-------- SUPPLIED INFORMATION --------

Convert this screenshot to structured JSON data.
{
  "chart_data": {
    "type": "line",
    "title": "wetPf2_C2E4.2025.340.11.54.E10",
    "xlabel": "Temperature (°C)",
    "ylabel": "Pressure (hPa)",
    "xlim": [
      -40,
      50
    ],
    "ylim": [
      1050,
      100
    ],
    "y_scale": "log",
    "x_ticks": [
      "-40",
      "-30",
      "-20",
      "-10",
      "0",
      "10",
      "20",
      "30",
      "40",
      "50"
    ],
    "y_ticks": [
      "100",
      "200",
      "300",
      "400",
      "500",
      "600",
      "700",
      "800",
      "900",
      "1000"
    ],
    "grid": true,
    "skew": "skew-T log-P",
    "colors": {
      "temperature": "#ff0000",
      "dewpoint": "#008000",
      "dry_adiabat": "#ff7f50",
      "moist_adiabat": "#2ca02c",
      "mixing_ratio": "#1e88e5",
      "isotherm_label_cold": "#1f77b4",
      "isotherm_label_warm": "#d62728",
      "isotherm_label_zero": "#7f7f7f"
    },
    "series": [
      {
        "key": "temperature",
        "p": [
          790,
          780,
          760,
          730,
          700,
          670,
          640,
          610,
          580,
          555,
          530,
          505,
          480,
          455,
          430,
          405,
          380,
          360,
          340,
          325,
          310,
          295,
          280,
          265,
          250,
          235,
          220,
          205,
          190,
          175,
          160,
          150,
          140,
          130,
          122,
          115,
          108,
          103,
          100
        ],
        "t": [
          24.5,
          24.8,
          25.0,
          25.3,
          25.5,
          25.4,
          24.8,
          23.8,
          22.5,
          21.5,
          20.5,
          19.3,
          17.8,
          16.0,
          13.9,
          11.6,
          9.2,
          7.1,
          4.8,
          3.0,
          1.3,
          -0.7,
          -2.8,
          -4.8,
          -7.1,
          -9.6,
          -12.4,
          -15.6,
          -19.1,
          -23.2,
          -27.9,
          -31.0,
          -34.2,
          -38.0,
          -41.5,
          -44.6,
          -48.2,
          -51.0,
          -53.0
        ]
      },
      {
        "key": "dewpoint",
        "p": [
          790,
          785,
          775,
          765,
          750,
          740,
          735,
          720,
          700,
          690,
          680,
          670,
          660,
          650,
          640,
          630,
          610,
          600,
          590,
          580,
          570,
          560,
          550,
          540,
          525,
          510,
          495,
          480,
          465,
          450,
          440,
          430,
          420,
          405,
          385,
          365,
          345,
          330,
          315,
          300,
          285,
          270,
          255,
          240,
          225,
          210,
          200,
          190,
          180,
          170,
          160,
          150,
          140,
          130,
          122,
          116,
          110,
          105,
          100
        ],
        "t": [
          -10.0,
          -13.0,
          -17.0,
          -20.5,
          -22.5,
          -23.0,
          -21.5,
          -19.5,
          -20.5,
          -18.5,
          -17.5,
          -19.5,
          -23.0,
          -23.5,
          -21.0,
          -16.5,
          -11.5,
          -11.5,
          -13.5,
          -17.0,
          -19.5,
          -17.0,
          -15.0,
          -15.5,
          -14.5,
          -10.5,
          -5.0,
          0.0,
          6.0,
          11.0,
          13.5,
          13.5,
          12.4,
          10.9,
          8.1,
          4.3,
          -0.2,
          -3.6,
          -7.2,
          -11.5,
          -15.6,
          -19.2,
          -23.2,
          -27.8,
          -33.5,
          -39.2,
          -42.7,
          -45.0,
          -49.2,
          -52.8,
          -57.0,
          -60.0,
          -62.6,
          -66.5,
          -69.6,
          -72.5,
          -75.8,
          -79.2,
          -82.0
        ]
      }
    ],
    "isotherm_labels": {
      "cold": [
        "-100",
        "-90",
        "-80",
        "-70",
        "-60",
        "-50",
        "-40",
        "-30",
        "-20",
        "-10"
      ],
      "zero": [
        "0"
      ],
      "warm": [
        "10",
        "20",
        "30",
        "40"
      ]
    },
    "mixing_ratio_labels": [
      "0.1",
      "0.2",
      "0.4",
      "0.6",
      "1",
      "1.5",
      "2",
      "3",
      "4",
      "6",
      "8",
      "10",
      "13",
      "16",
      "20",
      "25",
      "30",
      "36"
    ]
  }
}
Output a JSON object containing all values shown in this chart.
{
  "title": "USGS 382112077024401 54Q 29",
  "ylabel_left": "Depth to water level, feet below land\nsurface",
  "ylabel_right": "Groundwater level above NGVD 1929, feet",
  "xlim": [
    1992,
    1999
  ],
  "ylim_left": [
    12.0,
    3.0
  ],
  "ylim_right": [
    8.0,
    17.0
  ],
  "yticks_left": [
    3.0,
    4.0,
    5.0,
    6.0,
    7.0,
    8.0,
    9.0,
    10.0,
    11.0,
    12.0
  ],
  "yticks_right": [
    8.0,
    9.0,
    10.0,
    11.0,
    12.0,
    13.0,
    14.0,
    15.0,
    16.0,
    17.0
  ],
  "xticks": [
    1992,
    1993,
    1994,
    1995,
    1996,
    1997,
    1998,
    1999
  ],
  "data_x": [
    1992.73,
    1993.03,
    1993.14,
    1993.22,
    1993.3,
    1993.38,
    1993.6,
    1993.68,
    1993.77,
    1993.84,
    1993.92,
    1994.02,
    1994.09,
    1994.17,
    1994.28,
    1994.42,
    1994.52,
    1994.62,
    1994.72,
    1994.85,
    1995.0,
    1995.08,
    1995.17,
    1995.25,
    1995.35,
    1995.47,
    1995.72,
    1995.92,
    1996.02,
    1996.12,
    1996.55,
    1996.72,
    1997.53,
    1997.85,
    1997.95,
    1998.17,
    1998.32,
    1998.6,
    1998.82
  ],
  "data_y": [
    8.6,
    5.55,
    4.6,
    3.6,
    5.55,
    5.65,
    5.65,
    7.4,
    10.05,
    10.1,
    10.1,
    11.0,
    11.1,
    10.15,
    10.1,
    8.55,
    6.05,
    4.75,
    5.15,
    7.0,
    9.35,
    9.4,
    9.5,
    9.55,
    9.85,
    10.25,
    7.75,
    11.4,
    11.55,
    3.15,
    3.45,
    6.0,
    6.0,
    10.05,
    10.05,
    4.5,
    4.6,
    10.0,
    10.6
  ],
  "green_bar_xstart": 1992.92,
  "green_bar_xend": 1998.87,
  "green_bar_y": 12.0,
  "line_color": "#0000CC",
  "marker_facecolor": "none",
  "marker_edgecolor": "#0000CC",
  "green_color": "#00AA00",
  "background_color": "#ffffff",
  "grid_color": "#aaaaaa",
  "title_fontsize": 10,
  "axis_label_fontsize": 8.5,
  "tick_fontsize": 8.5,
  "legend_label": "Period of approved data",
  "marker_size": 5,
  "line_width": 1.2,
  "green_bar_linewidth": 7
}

--------
-------- SUPPLIED INFORMATION --------

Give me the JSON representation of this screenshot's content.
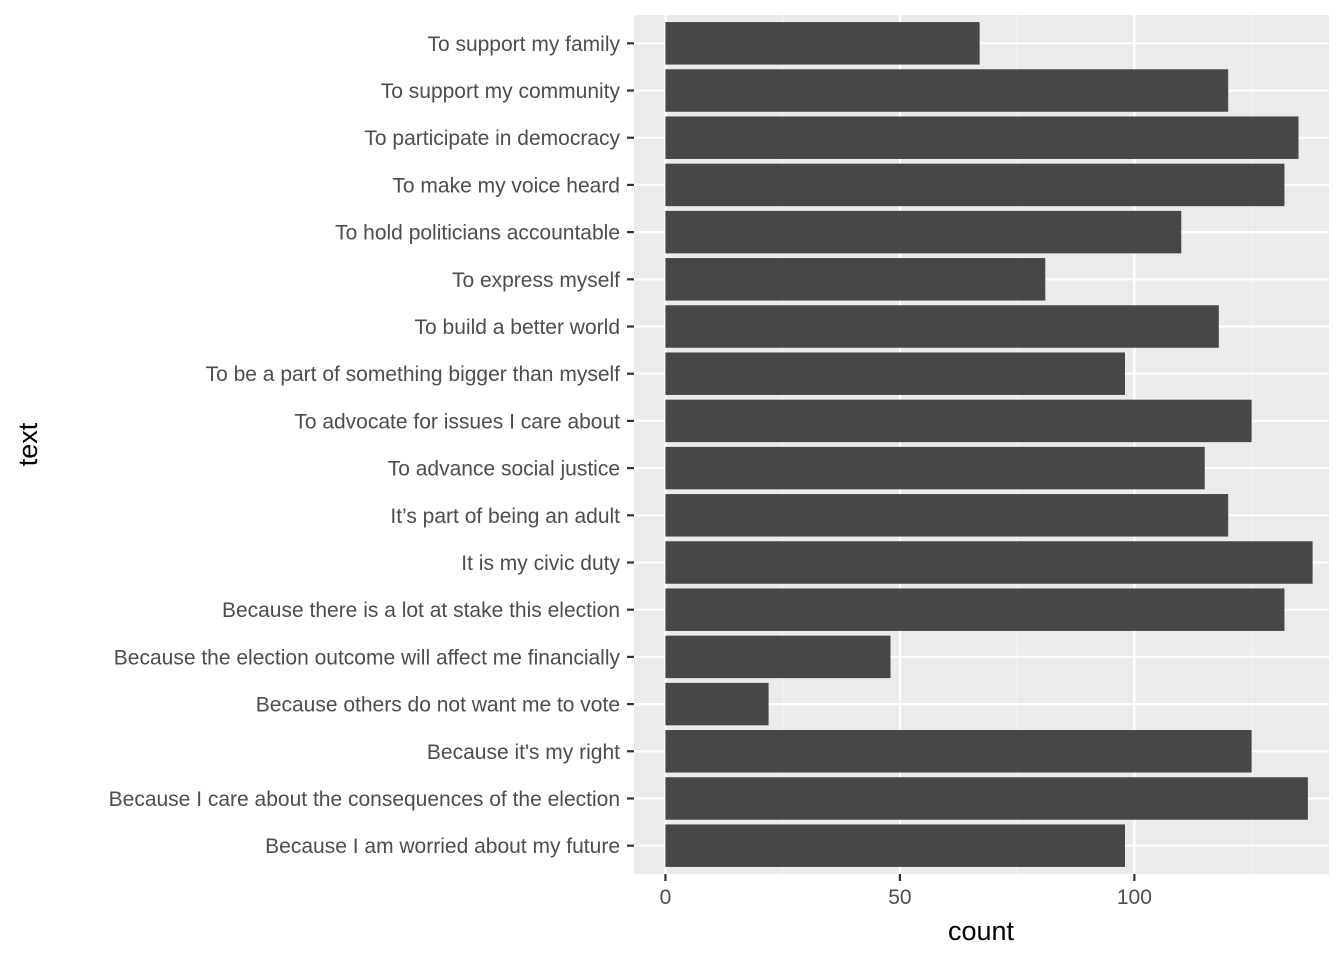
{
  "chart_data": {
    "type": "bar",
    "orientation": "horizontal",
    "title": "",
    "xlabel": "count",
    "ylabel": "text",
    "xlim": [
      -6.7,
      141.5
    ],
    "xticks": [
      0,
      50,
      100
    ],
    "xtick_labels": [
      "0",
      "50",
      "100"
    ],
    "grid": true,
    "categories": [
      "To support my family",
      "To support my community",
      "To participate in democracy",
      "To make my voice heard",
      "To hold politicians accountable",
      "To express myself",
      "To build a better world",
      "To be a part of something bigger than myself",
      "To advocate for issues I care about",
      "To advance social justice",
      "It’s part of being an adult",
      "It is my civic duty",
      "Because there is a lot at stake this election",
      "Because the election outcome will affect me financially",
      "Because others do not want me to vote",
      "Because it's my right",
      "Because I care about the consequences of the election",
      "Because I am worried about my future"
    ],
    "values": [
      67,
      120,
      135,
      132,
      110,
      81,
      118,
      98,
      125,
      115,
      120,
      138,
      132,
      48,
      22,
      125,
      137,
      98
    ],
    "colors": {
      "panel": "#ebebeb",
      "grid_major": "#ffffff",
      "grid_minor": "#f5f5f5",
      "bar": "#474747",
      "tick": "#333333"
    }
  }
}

--------

All lines that include "level" are to be gathered and copied.

:: OUTPUT FOR THIS EXERCISE ::
  "ylabel_left": "Depth to water level, feet below land\nsurface",
  "ylabel_right": "Groundwater level above NGVD 1929, feet",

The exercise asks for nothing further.